> _What you have to do_: Tell how many lines include the string "السجود". Answer with a single number.

> _Stored entries_:
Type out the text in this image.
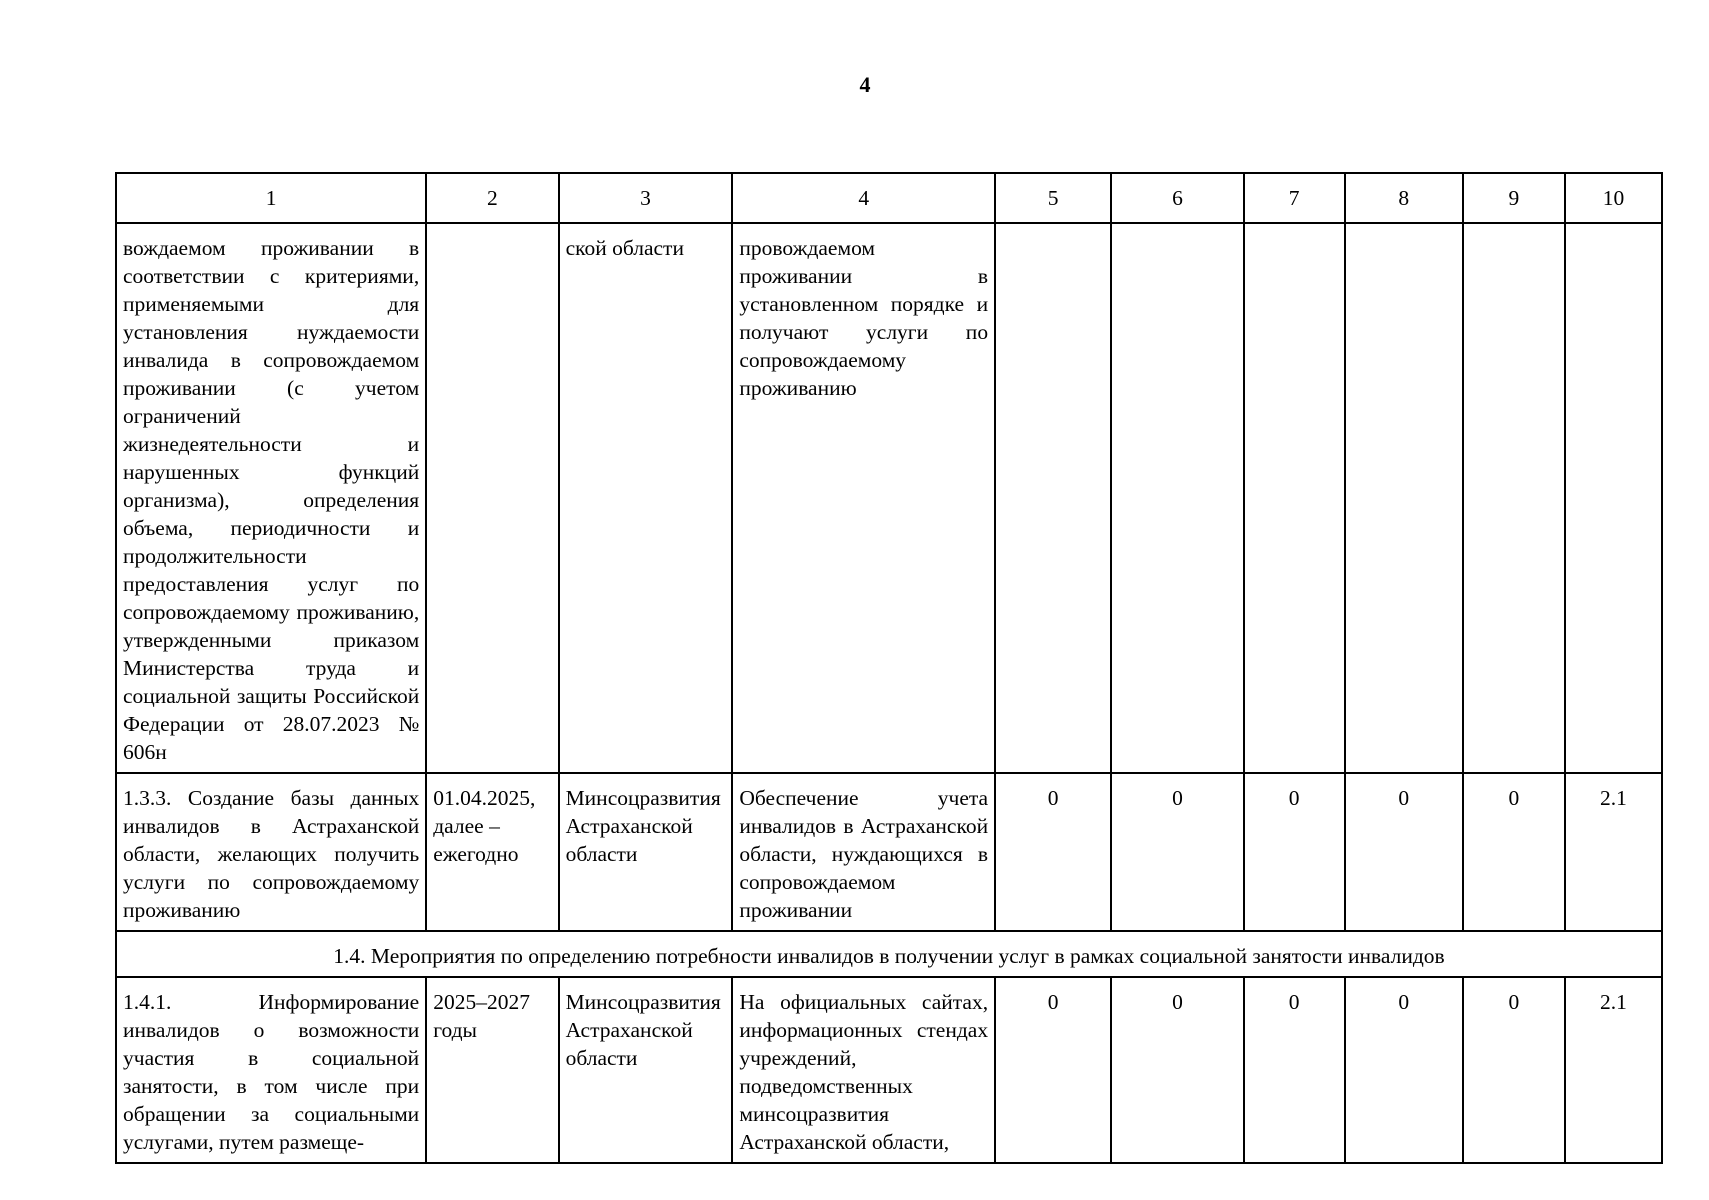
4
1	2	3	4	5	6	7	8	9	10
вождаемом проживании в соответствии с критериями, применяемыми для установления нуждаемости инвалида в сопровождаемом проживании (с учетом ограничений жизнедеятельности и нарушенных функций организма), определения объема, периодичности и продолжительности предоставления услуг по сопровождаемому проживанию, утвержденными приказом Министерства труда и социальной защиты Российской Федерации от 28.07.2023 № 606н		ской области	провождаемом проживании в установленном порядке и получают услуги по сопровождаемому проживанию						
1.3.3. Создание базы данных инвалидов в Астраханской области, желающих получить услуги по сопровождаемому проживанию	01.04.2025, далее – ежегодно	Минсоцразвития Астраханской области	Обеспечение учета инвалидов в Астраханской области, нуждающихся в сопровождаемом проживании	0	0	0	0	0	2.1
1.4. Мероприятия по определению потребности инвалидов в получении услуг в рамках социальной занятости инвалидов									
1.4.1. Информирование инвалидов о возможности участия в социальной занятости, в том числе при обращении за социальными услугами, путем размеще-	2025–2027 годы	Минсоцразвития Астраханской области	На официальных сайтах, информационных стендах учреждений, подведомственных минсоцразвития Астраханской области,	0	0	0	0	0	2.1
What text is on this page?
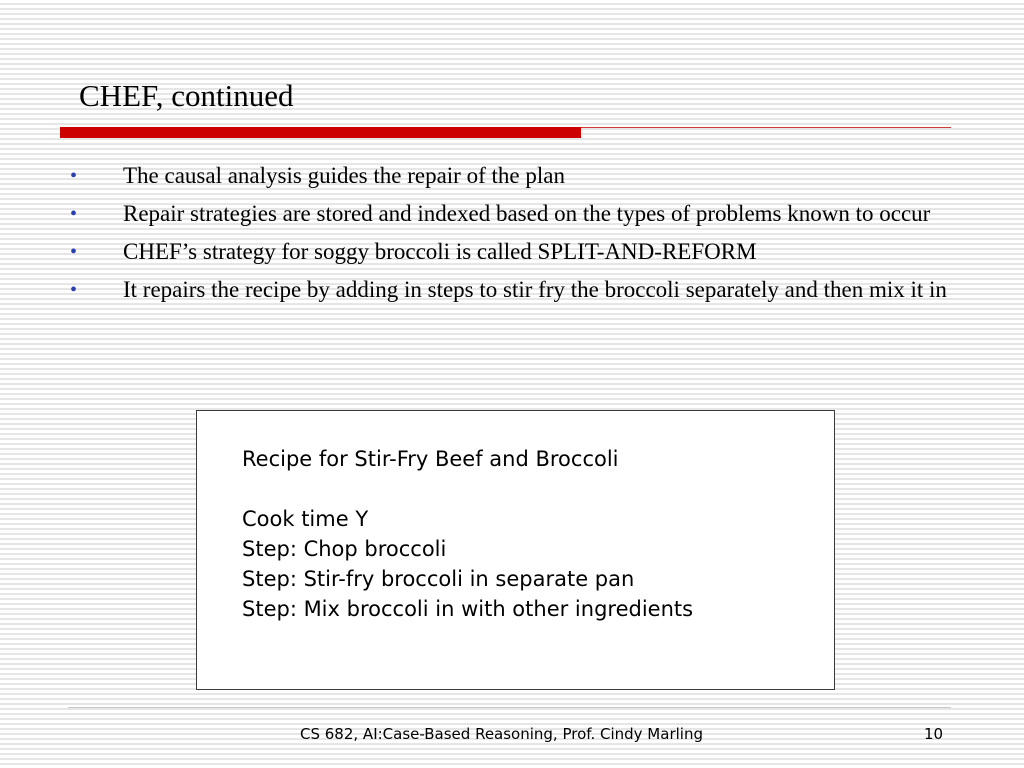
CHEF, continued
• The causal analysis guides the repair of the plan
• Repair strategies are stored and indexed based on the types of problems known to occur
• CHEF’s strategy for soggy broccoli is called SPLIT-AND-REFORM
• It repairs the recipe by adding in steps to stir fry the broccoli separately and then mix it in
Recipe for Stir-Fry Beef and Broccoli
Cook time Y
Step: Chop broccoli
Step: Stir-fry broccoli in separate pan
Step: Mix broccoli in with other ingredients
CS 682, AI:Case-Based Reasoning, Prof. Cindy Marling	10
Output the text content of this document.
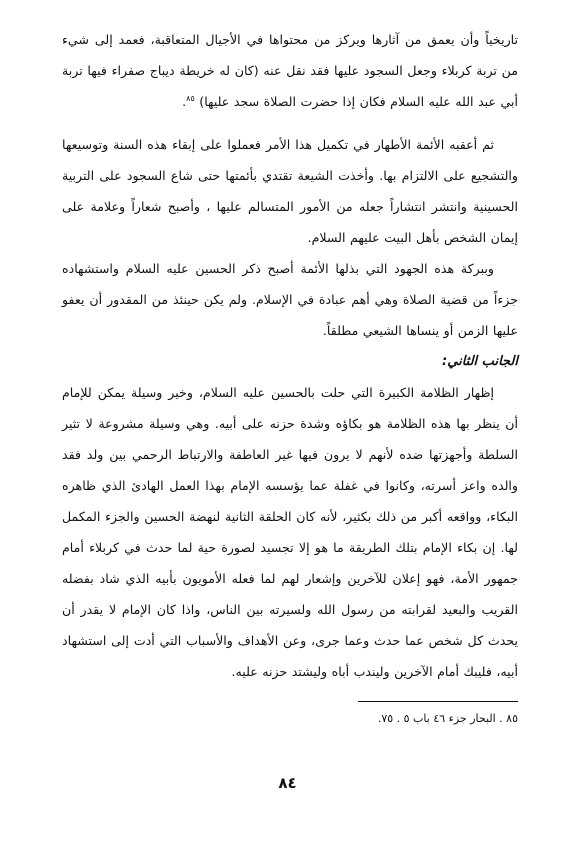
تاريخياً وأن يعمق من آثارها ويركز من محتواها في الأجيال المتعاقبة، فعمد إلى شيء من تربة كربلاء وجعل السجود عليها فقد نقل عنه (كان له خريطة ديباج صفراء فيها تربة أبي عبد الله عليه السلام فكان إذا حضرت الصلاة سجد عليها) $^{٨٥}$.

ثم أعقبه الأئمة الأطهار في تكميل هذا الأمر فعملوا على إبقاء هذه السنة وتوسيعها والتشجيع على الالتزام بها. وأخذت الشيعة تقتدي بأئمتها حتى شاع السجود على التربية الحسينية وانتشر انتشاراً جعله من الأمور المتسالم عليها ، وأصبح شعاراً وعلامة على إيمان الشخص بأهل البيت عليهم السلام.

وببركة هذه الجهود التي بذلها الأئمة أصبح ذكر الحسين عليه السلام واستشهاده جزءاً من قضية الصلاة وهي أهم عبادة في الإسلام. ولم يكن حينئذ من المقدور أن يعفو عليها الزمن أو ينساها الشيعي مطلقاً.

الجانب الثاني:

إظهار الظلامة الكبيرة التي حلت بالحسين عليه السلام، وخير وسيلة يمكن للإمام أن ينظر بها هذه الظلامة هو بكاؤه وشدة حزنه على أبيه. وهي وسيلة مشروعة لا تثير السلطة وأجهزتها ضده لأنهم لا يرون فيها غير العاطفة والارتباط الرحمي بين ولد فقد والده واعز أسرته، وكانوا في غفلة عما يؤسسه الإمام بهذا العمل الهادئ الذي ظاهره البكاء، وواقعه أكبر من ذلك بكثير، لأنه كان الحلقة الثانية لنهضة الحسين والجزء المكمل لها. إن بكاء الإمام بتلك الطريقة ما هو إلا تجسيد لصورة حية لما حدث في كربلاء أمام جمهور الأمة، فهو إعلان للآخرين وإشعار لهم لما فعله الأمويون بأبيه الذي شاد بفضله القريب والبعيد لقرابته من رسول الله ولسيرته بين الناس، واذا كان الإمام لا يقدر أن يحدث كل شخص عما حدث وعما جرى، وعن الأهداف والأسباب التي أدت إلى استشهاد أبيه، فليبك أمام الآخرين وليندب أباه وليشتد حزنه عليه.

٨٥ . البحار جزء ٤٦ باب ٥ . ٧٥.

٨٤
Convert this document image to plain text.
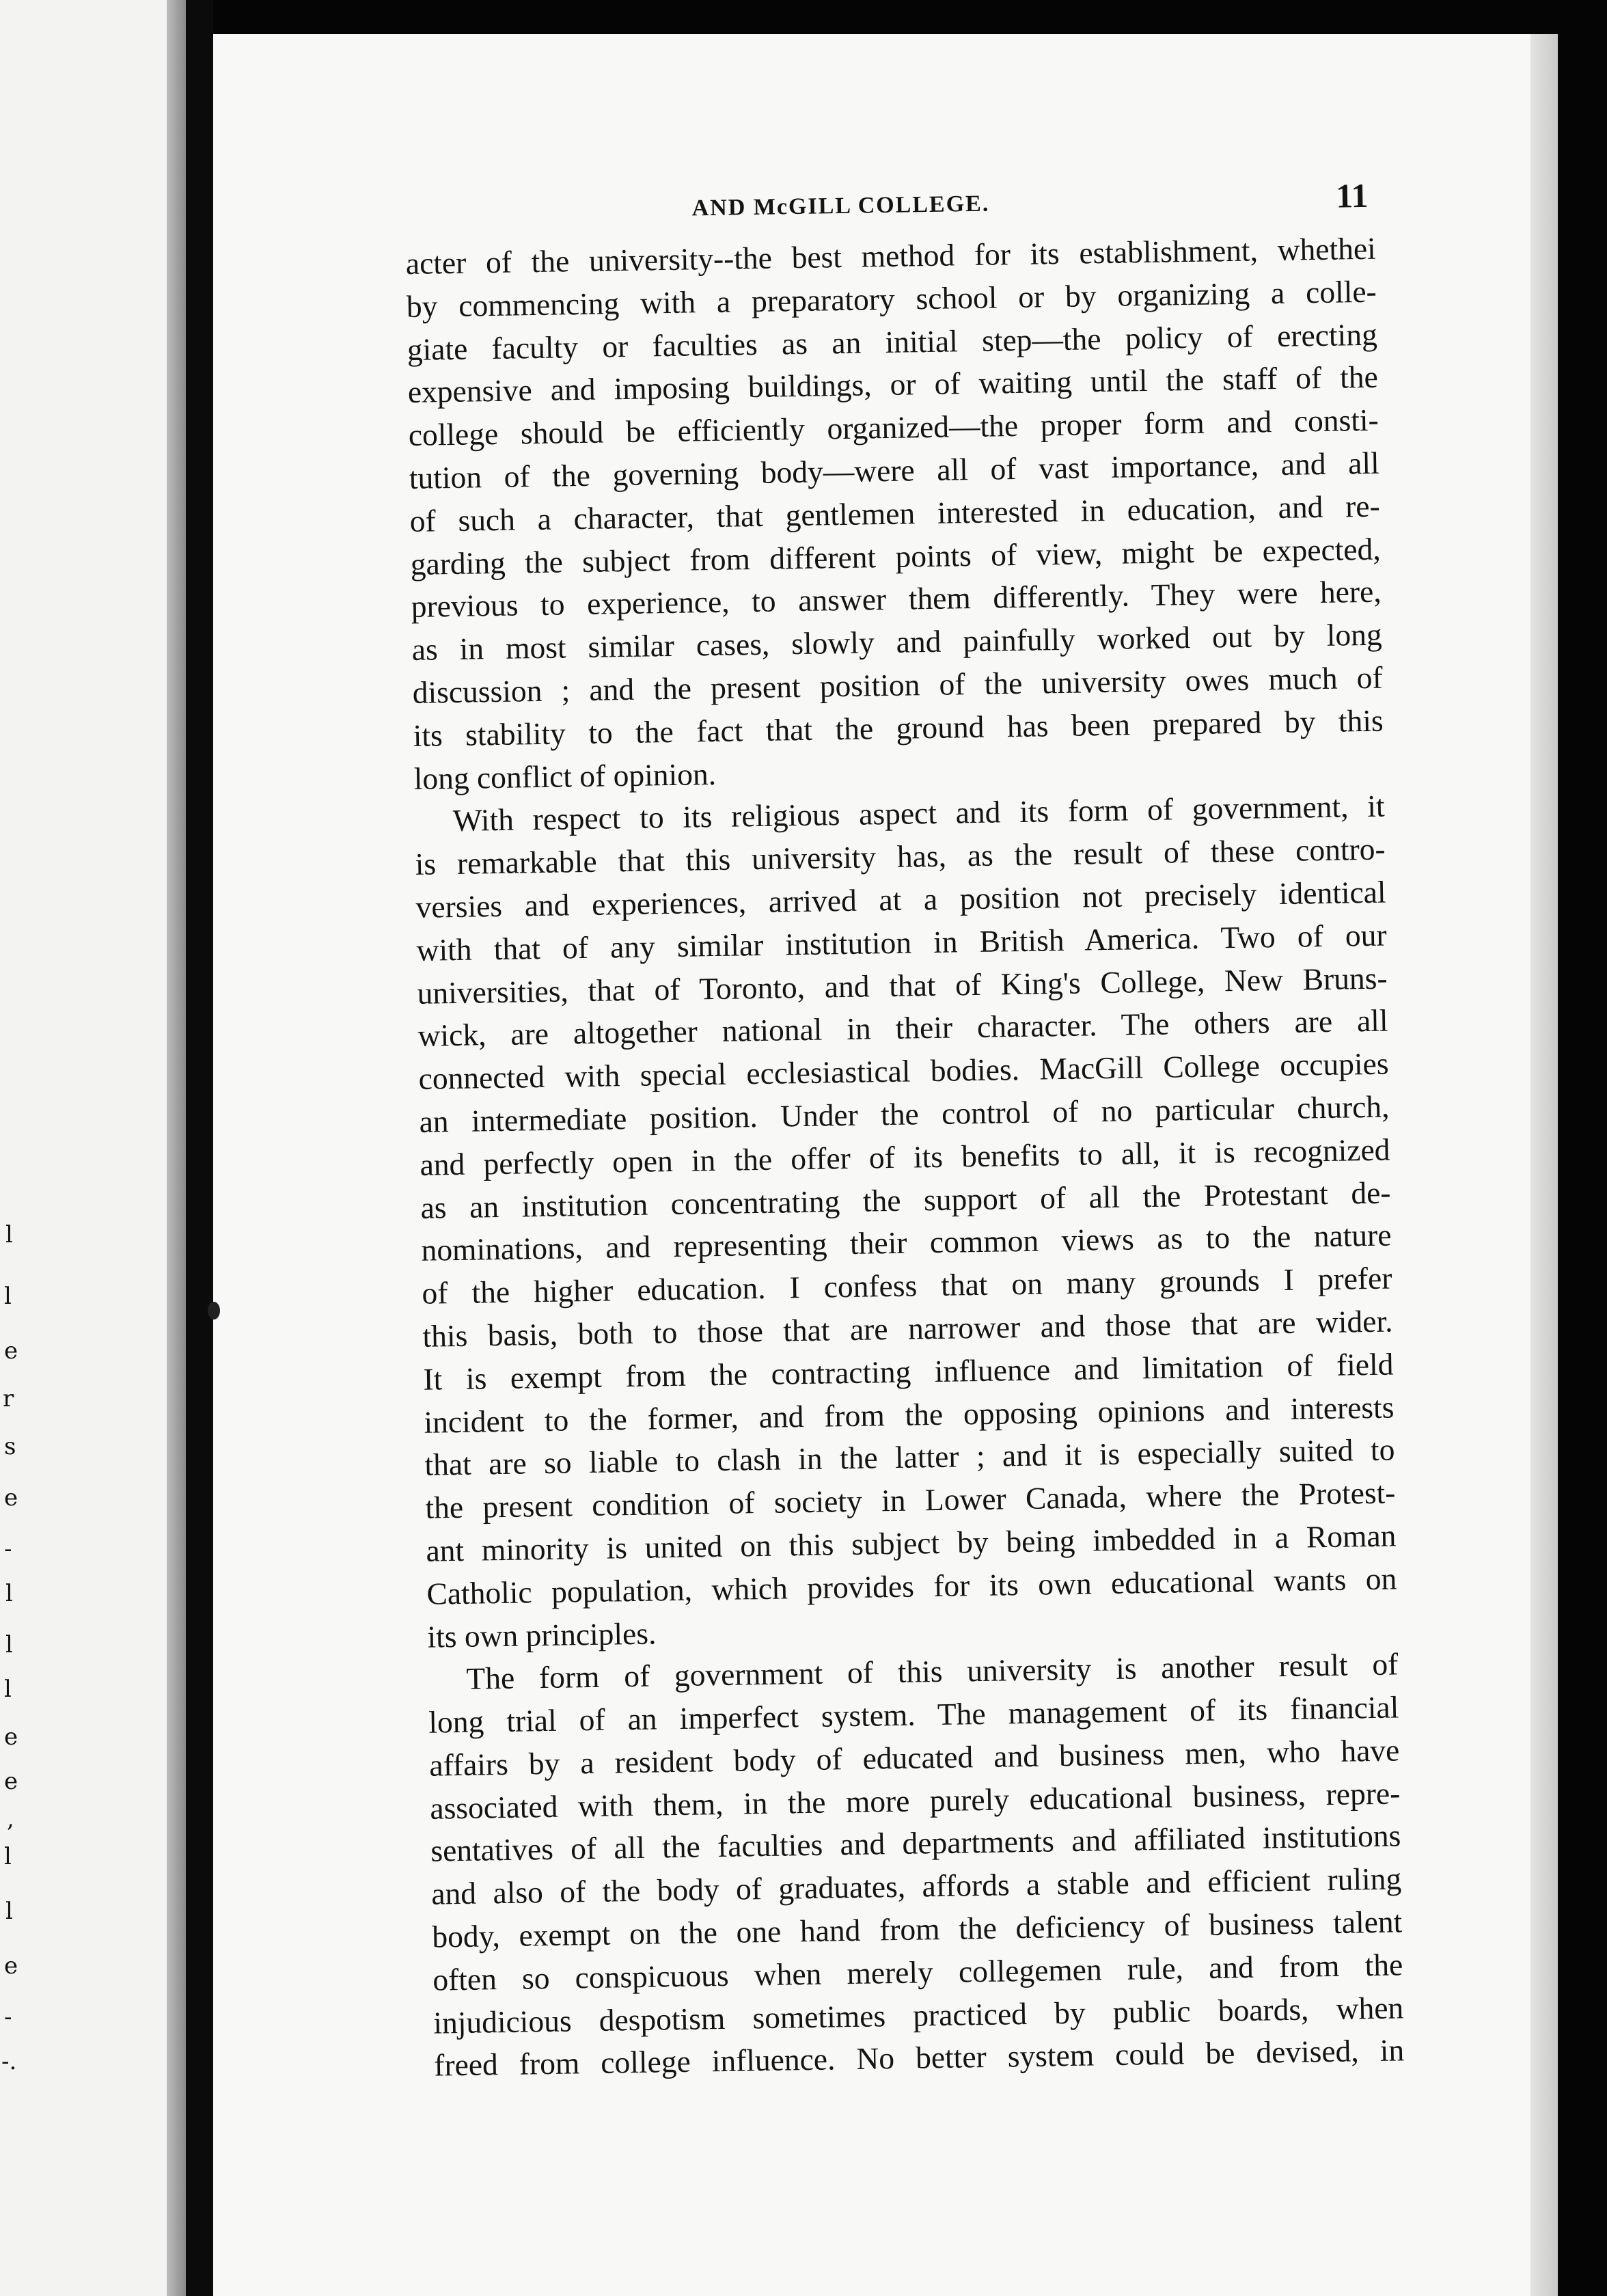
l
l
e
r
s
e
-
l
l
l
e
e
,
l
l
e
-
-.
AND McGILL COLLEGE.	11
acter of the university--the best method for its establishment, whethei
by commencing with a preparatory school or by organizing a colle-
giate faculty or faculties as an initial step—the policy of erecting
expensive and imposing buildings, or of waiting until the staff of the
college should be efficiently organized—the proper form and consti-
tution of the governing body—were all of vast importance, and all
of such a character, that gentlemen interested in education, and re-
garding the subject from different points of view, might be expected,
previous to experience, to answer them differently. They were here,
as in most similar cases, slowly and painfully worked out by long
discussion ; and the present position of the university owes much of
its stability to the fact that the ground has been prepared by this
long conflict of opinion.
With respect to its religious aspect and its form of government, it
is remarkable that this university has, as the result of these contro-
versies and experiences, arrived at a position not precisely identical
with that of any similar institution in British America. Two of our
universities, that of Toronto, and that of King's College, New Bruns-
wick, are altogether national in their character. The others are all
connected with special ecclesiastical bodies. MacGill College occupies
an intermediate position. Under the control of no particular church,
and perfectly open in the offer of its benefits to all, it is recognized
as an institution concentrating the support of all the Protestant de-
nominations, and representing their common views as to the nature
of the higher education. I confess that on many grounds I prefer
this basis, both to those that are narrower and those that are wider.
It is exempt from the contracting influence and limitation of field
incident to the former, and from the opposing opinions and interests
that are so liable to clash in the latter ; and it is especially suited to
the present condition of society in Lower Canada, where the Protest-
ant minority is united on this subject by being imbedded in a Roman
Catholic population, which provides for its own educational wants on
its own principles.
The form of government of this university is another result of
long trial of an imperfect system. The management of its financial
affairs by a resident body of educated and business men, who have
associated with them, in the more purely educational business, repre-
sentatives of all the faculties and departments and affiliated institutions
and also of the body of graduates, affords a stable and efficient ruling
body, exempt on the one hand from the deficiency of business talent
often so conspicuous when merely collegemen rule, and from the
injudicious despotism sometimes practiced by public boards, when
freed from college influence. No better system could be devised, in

> _Solution_: 2